# STATED EXERCISE
Find the word "JSON" in the material below and gather every line that contains it.

# Extracts from a graphics dataset
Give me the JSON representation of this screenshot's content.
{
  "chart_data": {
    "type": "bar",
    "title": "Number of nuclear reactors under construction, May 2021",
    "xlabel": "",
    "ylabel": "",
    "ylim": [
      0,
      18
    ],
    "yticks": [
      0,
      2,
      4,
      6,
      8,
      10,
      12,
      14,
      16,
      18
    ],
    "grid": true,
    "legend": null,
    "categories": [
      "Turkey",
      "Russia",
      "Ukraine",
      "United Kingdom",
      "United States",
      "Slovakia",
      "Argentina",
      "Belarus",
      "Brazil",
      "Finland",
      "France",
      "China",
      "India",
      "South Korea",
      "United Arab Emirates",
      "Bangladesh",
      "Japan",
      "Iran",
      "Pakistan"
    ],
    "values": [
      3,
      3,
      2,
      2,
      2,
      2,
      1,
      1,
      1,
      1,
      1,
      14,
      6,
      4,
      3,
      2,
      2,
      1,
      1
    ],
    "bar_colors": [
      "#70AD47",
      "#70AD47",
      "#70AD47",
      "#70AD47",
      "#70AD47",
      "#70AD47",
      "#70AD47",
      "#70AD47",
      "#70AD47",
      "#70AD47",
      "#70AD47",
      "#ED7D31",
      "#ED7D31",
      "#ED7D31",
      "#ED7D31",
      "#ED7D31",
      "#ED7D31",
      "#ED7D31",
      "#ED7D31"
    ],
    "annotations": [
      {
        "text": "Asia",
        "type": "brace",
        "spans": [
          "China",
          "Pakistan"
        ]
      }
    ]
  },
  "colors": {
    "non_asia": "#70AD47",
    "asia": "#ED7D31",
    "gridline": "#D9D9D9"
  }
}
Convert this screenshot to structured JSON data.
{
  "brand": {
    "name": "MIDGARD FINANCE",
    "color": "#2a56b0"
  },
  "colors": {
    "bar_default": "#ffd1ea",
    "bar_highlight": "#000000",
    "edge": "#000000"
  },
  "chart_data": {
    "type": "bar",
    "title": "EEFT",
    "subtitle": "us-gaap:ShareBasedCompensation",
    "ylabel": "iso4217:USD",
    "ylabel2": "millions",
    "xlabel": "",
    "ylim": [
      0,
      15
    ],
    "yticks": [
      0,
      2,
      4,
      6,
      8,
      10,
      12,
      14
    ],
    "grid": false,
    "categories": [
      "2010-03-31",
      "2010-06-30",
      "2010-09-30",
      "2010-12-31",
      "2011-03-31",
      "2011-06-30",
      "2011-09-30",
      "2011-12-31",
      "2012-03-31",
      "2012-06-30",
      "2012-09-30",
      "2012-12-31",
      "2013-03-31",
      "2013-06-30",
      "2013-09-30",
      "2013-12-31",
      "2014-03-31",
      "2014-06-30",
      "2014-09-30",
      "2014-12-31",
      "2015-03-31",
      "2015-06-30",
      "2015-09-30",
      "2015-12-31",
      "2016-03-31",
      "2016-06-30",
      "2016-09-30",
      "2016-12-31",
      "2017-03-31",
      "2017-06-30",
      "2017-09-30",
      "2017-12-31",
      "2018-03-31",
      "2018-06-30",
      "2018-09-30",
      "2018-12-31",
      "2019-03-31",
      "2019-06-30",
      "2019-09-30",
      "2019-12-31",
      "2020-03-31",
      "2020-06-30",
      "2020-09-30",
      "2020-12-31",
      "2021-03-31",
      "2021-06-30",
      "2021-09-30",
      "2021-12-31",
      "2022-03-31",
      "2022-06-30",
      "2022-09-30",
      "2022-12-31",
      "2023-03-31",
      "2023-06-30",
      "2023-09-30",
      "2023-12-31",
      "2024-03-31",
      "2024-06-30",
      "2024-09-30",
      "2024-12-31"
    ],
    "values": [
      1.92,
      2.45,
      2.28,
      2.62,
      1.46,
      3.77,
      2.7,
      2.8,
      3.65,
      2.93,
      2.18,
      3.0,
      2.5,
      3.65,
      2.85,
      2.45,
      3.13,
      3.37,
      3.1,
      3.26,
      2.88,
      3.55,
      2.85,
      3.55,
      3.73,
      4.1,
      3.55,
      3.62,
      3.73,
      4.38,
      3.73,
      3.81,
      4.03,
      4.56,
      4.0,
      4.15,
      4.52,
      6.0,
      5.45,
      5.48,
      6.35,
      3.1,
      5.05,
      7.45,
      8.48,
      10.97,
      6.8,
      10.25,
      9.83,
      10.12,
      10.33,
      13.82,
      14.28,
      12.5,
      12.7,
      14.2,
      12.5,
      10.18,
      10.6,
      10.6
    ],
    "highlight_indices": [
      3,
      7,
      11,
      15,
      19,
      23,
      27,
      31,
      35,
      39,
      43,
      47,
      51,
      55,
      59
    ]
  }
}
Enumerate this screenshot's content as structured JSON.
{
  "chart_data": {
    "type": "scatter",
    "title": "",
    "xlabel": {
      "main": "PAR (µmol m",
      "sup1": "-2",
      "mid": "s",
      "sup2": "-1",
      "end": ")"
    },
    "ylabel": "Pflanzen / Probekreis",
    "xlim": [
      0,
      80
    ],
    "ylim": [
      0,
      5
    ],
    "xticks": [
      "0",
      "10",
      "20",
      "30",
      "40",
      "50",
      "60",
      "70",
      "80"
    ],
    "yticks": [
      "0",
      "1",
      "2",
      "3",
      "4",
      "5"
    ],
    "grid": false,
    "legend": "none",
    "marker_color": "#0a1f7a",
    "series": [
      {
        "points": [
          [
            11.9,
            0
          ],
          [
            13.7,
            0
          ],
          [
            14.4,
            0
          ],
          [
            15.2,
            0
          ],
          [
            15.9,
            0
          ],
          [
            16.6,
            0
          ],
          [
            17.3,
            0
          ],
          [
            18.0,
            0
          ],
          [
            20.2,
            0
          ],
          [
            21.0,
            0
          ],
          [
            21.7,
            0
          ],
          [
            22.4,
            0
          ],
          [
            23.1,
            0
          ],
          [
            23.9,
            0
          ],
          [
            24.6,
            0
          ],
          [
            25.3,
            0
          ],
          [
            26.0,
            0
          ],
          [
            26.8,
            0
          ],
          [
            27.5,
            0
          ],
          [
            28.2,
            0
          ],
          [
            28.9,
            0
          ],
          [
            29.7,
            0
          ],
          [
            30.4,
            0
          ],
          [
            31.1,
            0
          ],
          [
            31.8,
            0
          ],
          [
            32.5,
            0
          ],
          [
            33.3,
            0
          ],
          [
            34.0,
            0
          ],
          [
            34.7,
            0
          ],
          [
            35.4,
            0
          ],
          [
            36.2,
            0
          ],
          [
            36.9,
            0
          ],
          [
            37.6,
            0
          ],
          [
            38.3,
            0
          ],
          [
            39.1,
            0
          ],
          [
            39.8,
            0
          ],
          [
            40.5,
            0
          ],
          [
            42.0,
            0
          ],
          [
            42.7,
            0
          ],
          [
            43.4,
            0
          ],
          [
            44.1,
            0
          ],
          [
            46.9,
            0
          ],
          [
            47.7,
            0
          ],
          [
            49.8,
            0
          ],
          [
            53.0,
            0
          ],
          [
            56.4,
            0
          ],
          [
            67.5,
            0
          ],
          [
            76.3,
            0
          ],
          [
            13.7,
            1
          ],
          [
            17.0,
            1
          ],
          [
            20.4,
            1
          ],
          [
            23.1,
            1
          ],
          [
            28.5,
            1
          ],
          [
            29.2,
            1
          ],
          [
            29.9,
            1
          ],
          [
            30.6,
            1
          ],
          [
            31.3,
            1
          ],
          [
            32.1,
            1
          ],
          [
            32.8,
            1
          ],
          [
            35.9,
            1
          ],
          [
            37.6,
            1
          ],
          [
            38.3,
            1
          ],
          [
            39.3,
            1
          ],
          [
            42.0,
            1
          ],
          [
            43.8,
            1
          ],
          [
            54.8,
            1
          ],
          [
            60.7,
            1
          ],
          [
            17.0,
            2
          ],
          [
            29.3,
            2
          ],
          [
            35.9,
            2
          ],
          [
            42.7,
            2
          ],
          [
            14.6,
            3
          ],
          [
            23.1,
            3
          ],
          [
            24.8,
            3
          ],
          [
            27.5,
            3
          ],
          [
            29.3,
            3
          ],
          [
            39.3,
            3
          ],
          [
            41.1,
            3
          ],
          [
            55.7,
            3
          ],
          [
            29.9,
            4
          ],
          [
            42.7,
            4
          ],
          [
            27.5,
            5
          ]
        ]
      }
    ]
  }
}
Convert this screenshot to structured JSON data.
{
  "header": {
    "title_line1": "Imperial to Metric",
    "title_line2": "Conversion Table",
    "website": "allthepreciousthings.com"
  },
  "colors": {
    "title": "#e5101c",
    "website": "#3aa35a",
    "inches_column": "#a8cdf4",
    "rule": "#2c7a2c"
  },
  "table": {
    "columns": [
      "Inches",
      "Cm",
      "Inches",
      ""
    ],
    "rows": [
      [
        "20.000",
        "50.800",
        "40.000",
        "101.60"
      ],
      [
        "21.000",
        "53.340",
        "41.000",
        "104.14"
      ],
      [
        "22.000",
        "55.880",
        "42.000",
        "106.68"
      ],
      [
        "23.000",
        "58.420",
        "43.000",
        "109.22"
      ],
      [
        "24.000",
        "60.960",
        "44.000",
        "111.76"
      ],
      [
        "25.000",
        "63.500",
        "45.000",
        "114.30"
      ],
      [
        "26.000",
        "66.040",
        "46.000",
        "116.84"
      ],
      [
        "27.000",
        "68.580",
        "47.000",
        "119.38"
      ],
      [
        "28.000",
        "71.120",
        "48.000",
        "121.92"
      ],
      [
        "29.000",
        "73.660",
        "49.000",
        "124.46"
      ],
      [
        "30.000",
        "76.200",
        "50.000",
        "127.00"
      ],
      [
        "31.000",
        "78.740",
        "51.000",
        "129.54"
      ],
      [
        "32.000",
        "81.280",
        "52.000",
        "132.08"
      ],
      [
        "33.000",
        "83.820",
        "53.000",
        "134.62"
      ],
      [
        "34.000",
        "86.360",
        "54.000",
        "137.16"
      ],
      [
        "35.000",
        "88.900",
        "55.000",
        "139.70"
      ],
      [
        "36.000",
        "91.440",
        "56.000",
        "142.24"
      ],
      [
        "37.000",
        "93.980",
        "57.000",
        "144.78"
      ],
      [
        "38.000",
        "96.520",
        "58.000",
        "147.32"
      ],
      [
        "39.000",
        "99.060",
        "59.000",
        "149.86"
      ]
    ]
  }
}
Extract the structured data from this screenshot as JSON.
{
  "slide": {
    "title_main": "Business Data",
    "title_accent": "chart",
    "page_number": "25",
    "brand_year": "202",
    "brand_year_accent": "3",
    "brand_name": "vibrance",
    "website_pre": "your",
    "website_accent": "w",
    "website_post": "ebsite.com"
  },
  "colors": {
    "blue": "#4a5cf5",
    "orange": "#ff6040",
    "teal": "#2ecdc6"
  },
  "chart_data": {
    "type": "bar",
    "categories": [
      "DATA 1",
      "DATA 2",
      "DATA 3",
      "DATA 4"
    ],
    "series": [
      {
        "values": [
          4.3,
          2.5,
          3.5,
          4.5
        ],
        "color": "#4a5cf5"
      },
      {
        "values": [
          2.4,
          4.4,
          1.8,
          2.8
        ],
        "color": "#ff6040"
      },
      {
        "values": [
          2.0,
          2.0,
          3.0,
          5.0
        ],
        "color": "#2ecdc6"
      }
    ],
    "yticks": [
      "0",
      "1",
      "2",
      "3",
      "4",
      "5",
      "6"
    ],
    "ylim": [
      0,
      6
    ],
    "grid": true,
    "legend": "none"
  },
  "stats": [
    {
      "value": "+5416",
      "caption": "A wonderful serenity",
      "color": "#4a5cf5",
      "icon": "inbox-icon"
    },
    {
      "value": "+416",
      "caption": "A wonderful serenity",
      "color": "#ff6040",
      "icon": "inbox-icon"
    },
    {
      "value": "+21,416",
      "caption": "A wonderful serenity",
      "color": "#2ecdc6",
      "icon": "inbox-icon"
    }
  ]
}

# SOLUTION FOR THIS PROBLEM
Give me the JSON representation of this screenshot's content.
Convert this screenshot to structured JSON data.
Enumerate this screenshot's content as structured JSON.
Convert this screenshot to structured JSON data.
Extract the structured data from this screenshot as JSON.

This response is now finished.